» The problem: Reproduce every entry that follows word for word, but omit the images.

» The records:
## start
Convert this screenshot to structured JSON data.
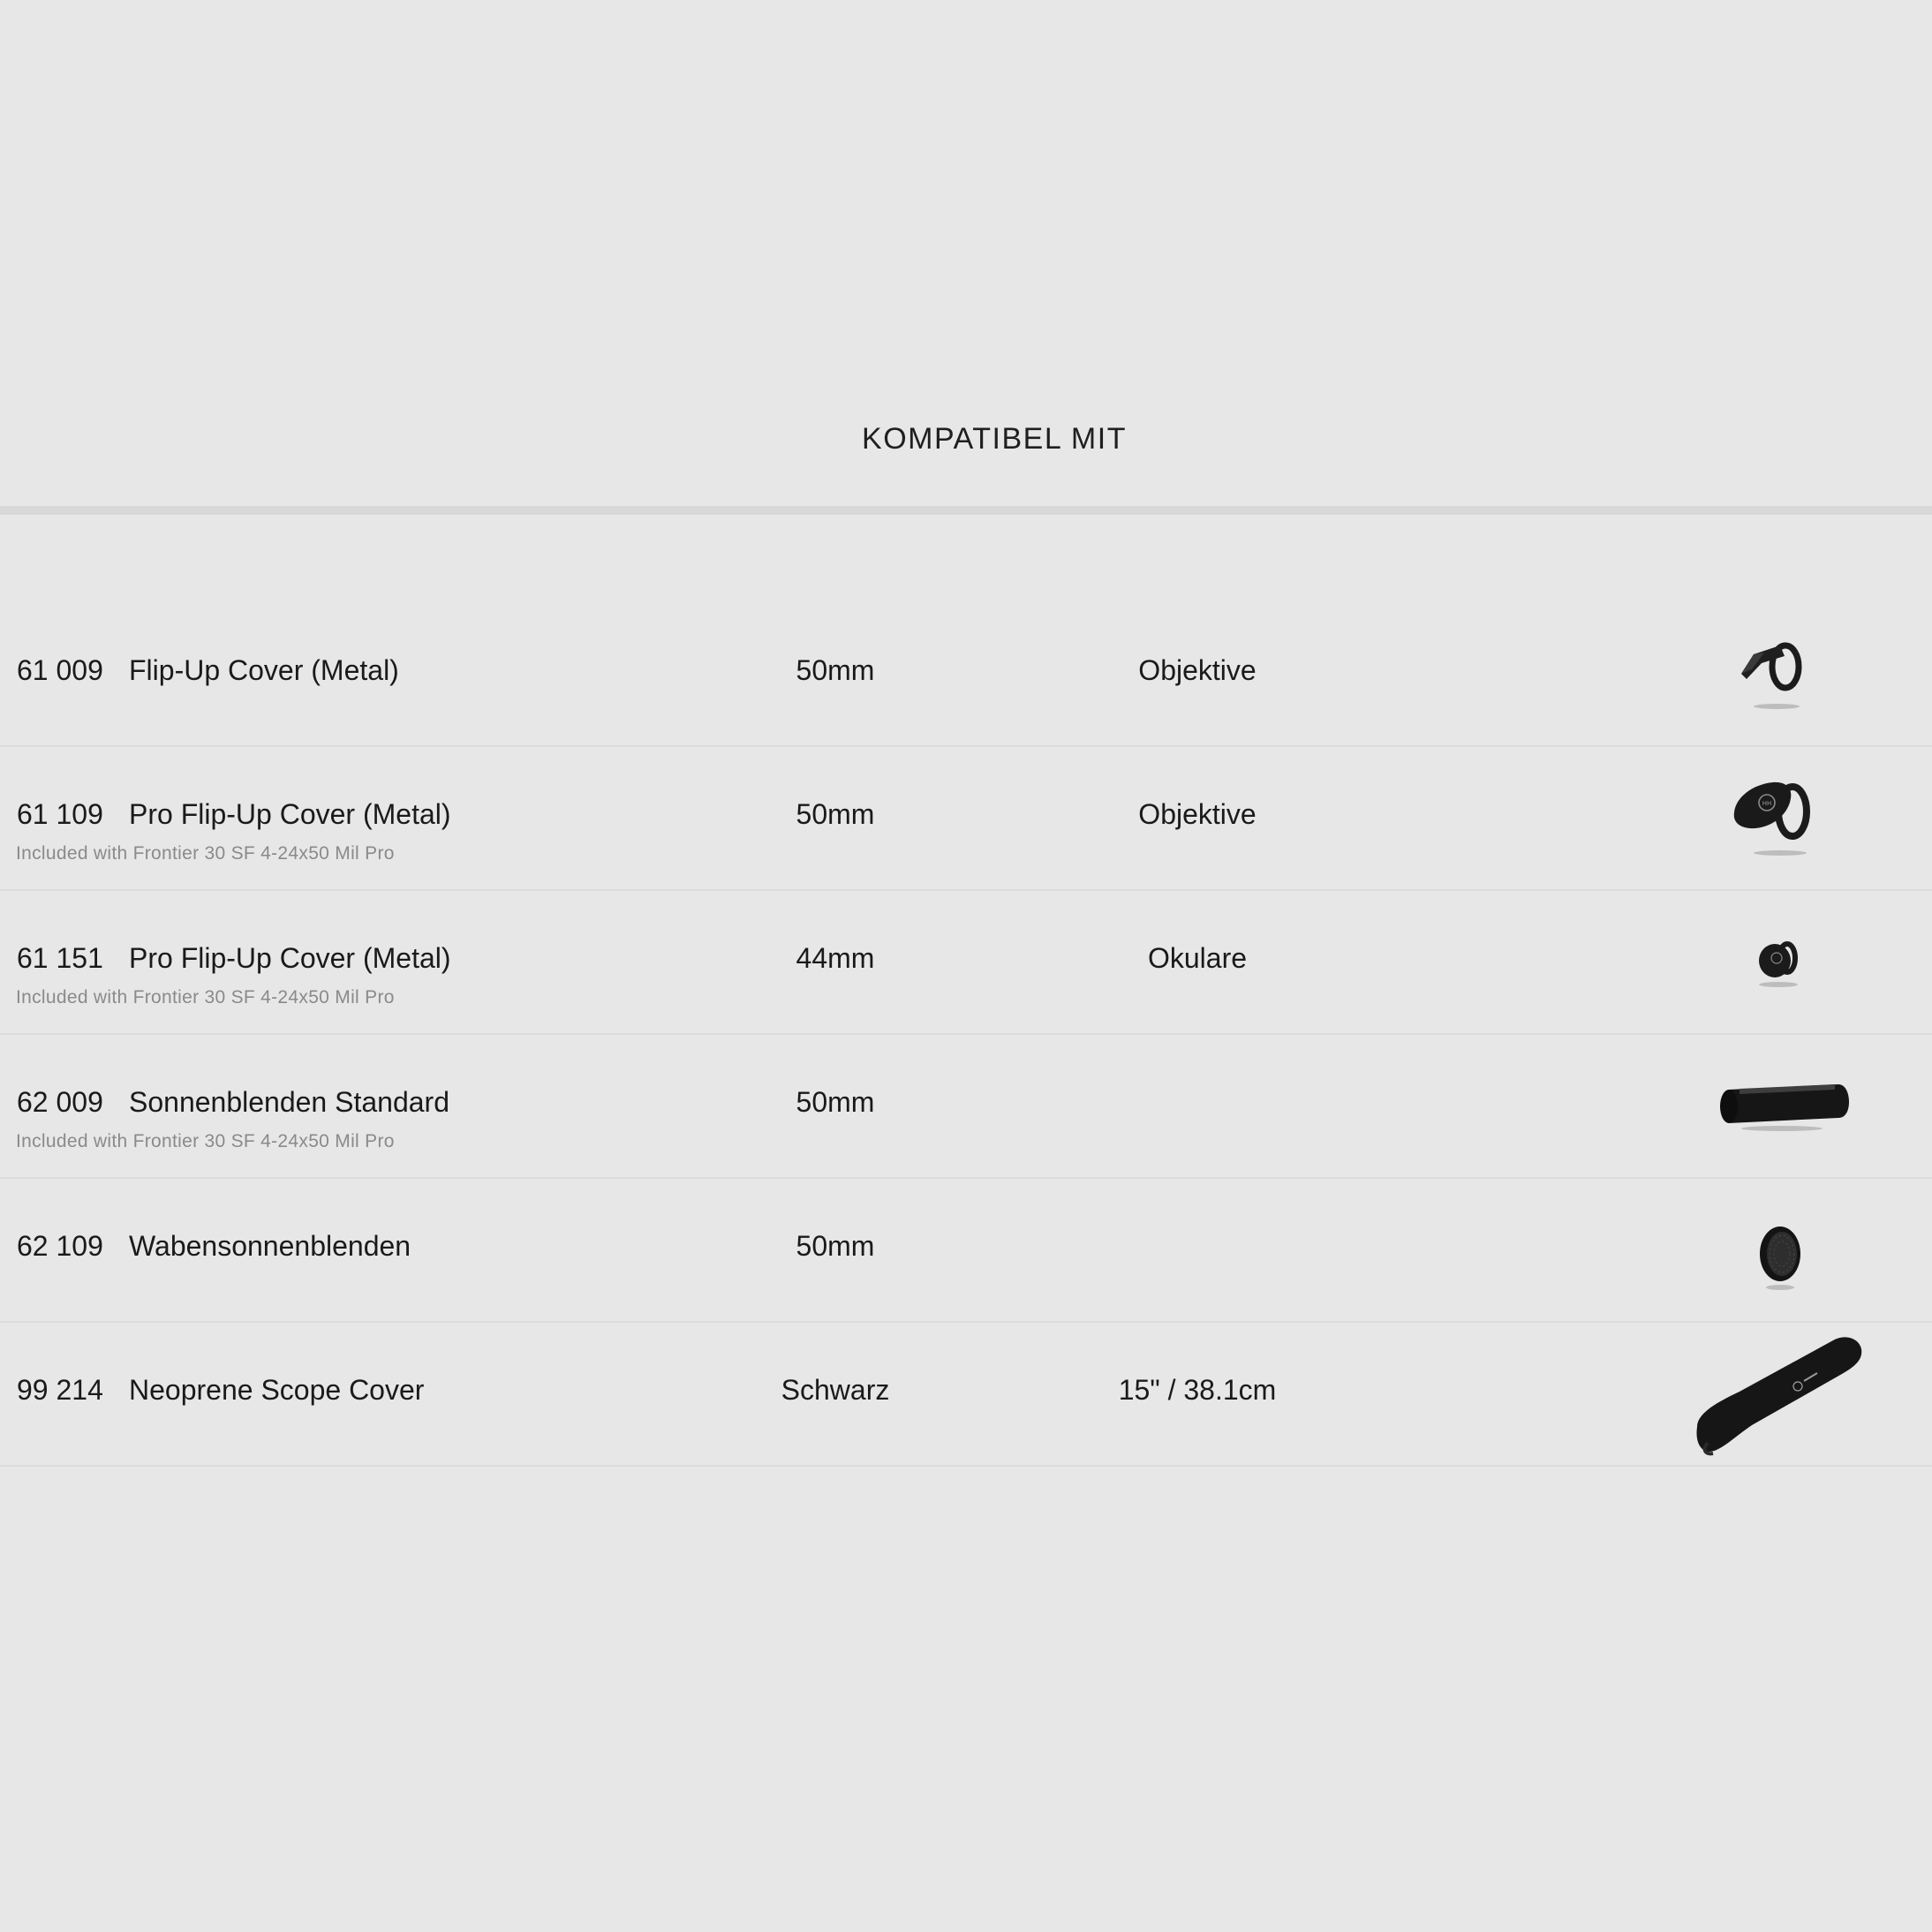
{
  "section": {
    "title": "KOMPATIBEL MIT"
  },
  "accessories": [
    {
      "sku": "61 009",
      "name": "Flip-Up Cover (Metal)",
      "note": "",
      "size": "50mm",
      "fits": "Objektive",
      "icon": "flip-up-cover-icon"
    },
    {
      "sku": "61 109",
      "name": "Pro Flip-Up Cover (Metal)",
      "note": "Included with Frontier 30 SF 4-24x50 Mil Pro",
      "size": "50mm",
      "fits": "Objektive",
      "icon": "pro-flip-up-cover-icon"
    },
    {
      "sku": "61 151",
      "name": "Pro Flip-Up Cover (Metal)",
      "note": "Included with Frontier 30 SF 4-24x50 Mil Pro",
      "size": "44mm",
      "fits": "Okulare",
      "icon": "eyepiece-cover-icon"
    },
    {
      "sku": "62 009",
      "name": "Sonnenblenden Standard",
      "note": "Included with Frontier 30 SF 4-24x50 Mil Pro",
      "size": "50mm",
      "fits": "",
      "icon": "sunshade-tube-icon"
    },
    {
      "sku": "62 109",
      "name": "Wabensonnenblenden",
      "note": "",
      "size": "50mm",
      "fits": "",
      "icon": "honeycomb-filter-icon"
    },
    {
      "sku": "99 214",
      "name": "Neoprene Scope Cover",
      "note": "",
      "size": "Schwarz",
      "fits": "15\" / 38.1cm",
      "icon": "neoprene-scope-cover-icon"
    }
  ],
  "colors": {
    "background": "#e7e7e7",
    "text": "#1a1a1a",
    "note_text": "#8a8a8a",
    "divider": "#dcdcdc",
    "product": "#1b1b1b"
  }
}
## end
» Solution to the exercise:
Convert this screenshot to structured JSON data.
{
  "section": {
    "title": "KOMPATIBEL MIT"
  },
  "accessories": [
    {
      "sku": "61 009",
      "name": "Flip-Up Cover (Metal)",
      "note": "",
      "size": "50mm",
      "fits": "Objektive",
      "icon": "flip-up-cover-icon"
    },
    {
      "sku": "61 109",
      "name": "Pro Flip-Up Cover (Metal)",
      "note": "Included with Frontier 30 SF 4-24x50 Mil Pro",
      "size": "50mm",
      "fits": "Objektive",
      "icon": "pro-flip-up-cover-icon"
    },
    {
      "sku": "61 151",
      "name": "Pro Flip-Up Cover (Metal)",
      "note": "Included with Frontier 30 SF 4-24x50 Mil Pro",
      "size": "44mm",
      "fits": "Okulare",
      "icon": "eyepiece-cover-icon"
    },
    {
      "sku": "62 009",
      "name": "Sonnenblenden Standard",
      "note": "Included with Frontier 30 SF 4-24x50 Mil Pro",
      "size": "50mm",
      "fits": "",
      "icon": "sunshade-tube-icon"
    },
    {
      "sku": "62 109",
      "name": "Wabensonnenblenden",
      "note": "",
      "size": "50mm",
      "fits": "",
      "icon": "honeycomb-filter-icon"
    },
    {
      "sku": "99 214",
      "name": "Neoprene Scope Cover",
      "note": "",
      "size": "Schwarz",
      "fits": "15\" / 38.1cm",
      "icon": "neoprene-scope-cover-icon"
    }
  ],
  "colors": {
    "background": "#e7e7e7",
    "text": "#1a1a1a",
    "note_text": "#8a8a8a",
    "divider": "#dcdcdc",
    "product": "#1b1b1b"
  }
}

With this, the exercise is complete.